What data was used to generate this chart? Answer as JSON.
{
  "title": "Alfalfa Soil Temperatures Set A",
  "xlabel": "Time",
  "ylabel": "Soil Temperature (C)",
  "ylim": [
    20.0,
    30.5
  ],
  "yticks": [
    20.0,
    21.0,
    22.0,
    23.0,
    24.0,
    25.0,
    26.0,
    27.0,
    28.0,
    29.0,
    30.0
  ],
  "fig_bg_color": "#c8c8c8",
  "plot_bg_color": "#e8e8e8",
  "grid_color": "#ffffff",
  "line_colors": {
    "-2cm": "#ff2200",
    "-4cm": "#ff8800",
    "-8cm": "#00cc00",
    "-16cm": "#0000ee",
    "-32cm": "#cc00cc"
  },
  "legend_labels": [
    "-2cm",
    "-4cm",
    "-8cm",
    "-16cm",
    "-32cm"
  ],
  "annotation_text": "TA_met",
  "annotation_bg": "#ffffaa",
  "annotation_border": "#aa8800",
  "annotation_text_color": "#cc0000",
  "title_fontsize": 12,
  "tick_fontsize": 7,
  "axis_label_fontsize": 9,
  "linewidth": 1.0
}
:::::
### Set problem
Would you reproduce the material above in full, exactly as given?

### Completed exercise
What data was used to generate this chart? Answer as JSON.
{
  "title": "Alfalfa Soil Temperatures Set A",
  "xlabel": "Time",
  "ylabel": "Soil Temperature (C)",
  "ylim": [
    20.0,
    30.5
  ],
  "yticks": [
    20.0,
    21.0,
    22.0,
    23.0,
    24.0,
    25.0,
    26.0,
    27.0,
    28.0,
    29.0,
    30.0
  ],
  "fig_bg_color": "#c8c8c8",
  "plot_bg_color": "#e8e8e8",
  "grid_color": "#ffffff",
  "line_colors": {
    "-2cm": "#ff2200",
    "-4cm": "#ff8800",
    "-8cm": "#00cc00",
    "-16cm": "#0000ee",
    "-32cm": "#cc00cc"
  },
  "legend_labels": [
    "-2cm",
    "-4cm",
    "-8cm",
    "-16cm",
    "-32cm"
  ],
  "annotation_text": "TA_met",
  "annotation_bg": "#ffffaa",
  "annotation_border": "#aa8800",
  "annotation_text_color": "#cc0000",
  "title_fontsize": 12,
  "tick_fontsize": 7,
  "axis_label_fontsize": 9,
  "linewidth": 1.0
}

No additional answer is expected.